*Problems to work on*
[A] Decide whether each statement below agrees with the article on the Can Live in Paris 1973 release, answering yes or no and quoting the exact words of the article that decide it. (i) Can Live in Paris 1973 is the first album in the live series to feature Damo Suzuki on vocals. (ii) The Paris performance was recorded at L’Olympia on 12 May 1974. (iii) Suzuki met the band after a chance encounter while he was busking in Munich.
[B] Extend the article on the Can Live in Paris 1973 release, picking up after its final sentence.

Following on from the release of Can: Live in Stuttgart 1975 in 2021, Mute and Future Days (the new EU label created by Spoon Records) have announced the second phase of their acclaimed Can Live series. As previously mentioned, The Can Live series has taken the best of the bootlegged recordings and, overseen by founding member Irmin Schmidt and producer/engineer Rene Tinner, run them through the wringer of 21st-century technology to bring you these vital historical documents in the best quality versions possible.
Can Live in Paris 1973, is set for release on vinyl, CD and digitally on 23 February 2024 and features a performance recorded at L’Olympia in Paris on 12 May 1973, marking the first of the live series to feature Damo Suzuki on vocals. From 1970-73 the core line up of Irmin Schmidt, Jaki Liebezeit, Michael Karoli, and Holger Czukay were joined by Japanese improviser and vocalist Suzuki. They met after a chance encounter while Suzuki was busking in Munich, and several months after the Paris 1973 performance, his wanderlust would take him back on the road.
This new album witnesses the band at a particularly important stage of their career, with two of their most acclaimed albums – Tago Mago and Ege Bamyasi, the latter feeding into the Paris performance – recently released.
After it was announced that Schmidt was to receive a knighthood from the French Government for his work in art and culture in 2015, writing for Folk Radio, Helen Gregory shared her recollections of hearing Tago Mago for the first time and meeting the band in 1973 shortly before this live recording was made:
I remember buying the band’s 1971 album Tago Mago pretty much ‘on spec’ after reading the (admittedly hyperbolic) sleeve notes, which name-checked other bands I liked at the time, but it took only seconds from dropping the stylus onto side one, track one, to realise that the music was like nothing else I’d ever heard. Even now, over forty years later, it’s impossible for me to pick out just one favourite track from that album – but I still remember two distinct ‘click’ moments from that first listen. The first is Michael’s lead guitar break at around 5m 45s into side two’s ‘Halleluwah’; the second is in the middle of ‘Bring Me Coffee Or Tea’, the closing track of the album: the combination of Michael’s acoustic guitar and the plaintive murmur of Damo Suzuki nearly reduced me to tears. I can’t really argue with Julian Cope’s description of Tago Mago in his 1995 book Krautrocksampler, that it “sounds only like itself, like no-one before or after”.

*Data block*

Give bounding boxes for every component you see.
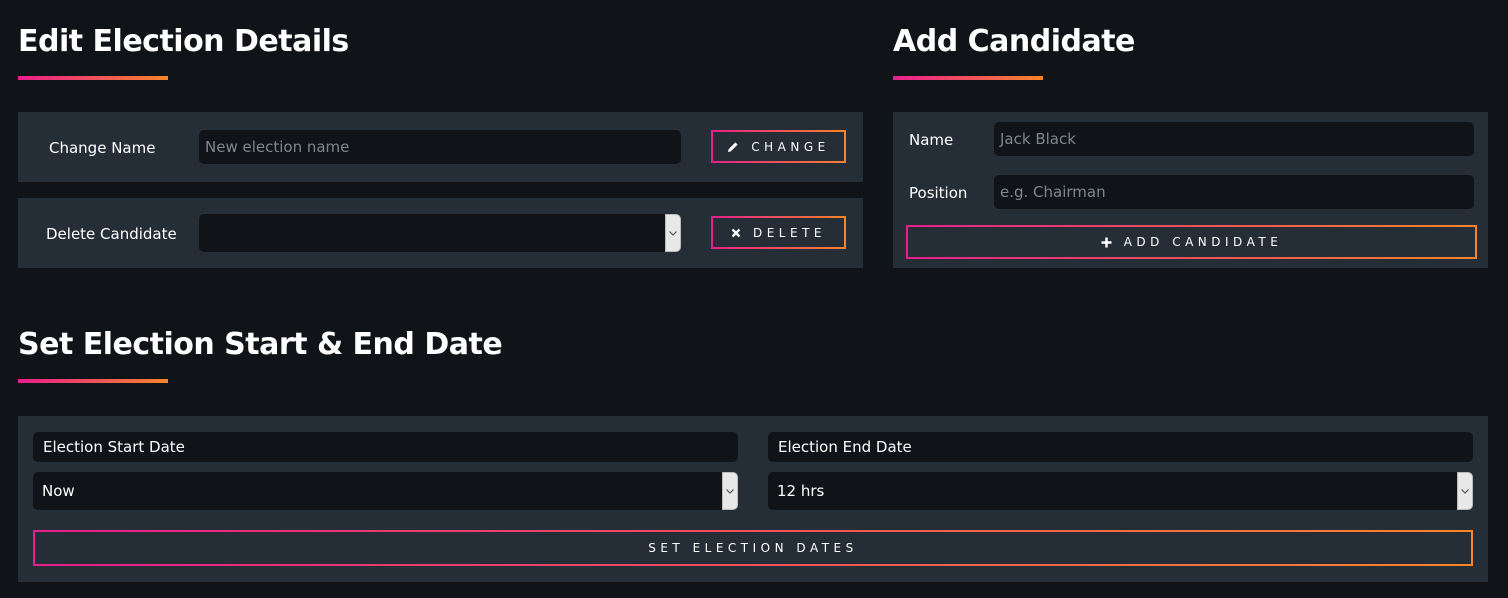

*Results by task*
[A]
(i) Yes: "marking the first of the live series to feature Damo Suzuki on vocals"
(ii) No: "recorded at L’Olympia in Paris on 12 May 1973"
(iii) Yes: "They met after a chance encounter while Suzuki was busking in Munich"

[B]
From there, I began to delve further into Can’s back catalogue and bought all their official releases from then on, always finding something inspiring and uplifting on each of them, invariably something played by Michael. I was fortunate enough not only to see the band play at the (long since demolished) Liverpool Stadium in March 1973, but also to actually meet them all backstage before they played. Suffice to say, the evening is etched into my memory as one of the best in my life.
Over the years, time and distance hasn’t dulled my love of Can’s music and the coming of the internet has, from time to time, enabled me to add various unofficial recordings to my collection – and my sense of anticipation and pleasure at hearing Michael play has never dulled, be it on a not-great quality live recording made by another fan, or a leaked outtake from a recording session, or an official recording by another artist on which Michael guested. It also has to be said that Can’s output was prolific; they seemed to tour endlessly, with the time between tours spent jamming for hours on end in their own Inner Space studios in Köln.
I can think of only three albums that I’ve loved unconditionally (uncritically?) from the moment I heard them and Tago Mago was the first – the others being John Martyn’s Solid Air and Lee ‘Scratch’ Perry and The Upsetters’ Super Ape. Each of the three profoundly affected my own approach to making music, each in its own way – although, with the benefit of hindsight, it’s perhaps the importance of the spaces in music that has struck me most and stayed with me longest. Julian Cope again: “Writers often celebrate the musician with sense enough to leave space in music, but Michael Karoli was one of the very few real masters”. And with that in mind, it’s time for me to leave some space in this vaguely elegaic, very personal, retrospective piece and go and listen to the music of one of the greats: Michael Karoli.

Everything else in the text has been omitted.